▸ **Aim**
Check each line of the listing below for the string "brizganje", and copy the ones that have it.

Dataset items
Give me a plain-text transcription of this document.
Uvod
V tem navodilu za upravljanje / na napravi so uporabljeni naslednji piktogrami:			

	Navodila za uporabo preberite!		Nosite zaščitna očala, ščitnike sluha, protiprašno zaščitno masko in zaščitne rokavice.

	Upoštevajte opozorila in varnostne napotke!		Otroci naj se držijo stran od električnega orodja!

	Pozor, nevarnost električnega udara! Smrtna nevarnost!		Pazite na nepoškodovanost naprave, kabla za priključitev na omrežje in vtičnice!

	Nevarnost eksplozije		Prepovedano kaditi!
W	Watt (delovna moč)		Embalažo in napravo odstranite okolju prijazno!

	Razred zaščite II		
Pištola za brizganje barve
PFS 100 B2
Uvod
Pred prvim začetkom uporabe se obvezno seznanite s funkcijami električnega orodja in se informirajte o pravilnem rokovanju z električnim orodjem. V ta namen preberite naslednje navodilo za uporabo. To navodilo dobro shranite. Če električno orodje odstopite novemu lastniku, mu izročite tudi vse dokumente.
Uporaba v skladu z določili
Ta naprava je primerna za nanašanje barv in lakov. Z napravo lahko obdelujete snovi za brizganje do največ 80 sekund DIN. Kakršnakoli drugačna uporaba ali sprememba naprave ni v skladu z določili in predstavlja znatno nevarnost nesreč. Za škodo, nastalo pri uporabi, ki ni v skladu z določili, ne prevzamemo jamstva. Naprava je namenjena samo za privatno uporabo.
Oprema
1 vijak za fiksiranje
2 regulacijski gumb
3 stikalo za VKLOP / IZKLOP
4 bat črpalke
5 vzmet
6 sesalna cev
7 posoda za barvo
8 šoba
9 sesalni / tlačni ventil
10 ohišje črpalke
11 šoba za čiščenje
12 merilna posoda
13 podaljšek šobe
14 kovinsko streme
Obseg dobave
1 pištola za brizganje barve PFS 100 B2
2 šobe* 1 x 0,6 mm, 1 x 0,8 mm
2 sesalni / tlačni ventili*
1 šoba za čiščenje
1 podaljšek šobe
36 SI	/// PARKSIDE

▸ **Solution for this task**
Pištola za brizganje barve
Ta naprava je primerna za nanašanje barv in lakov. Z napravo lahko obdelujete snovi za brizganje do največ 80 sekund DIN. Kakršnakoli drugačna uporaba ali sprememba naprave ni v skladu z določili in predstavlja znatno nevarnost nesreč. Za škodo, nastalo pri uporabi, ki ni v skladu z določili, ne prevzamemo jamstva. Naprava je namenjena samo za privatno uporabo.
1 pištola za brizganje barve PFS 100 B2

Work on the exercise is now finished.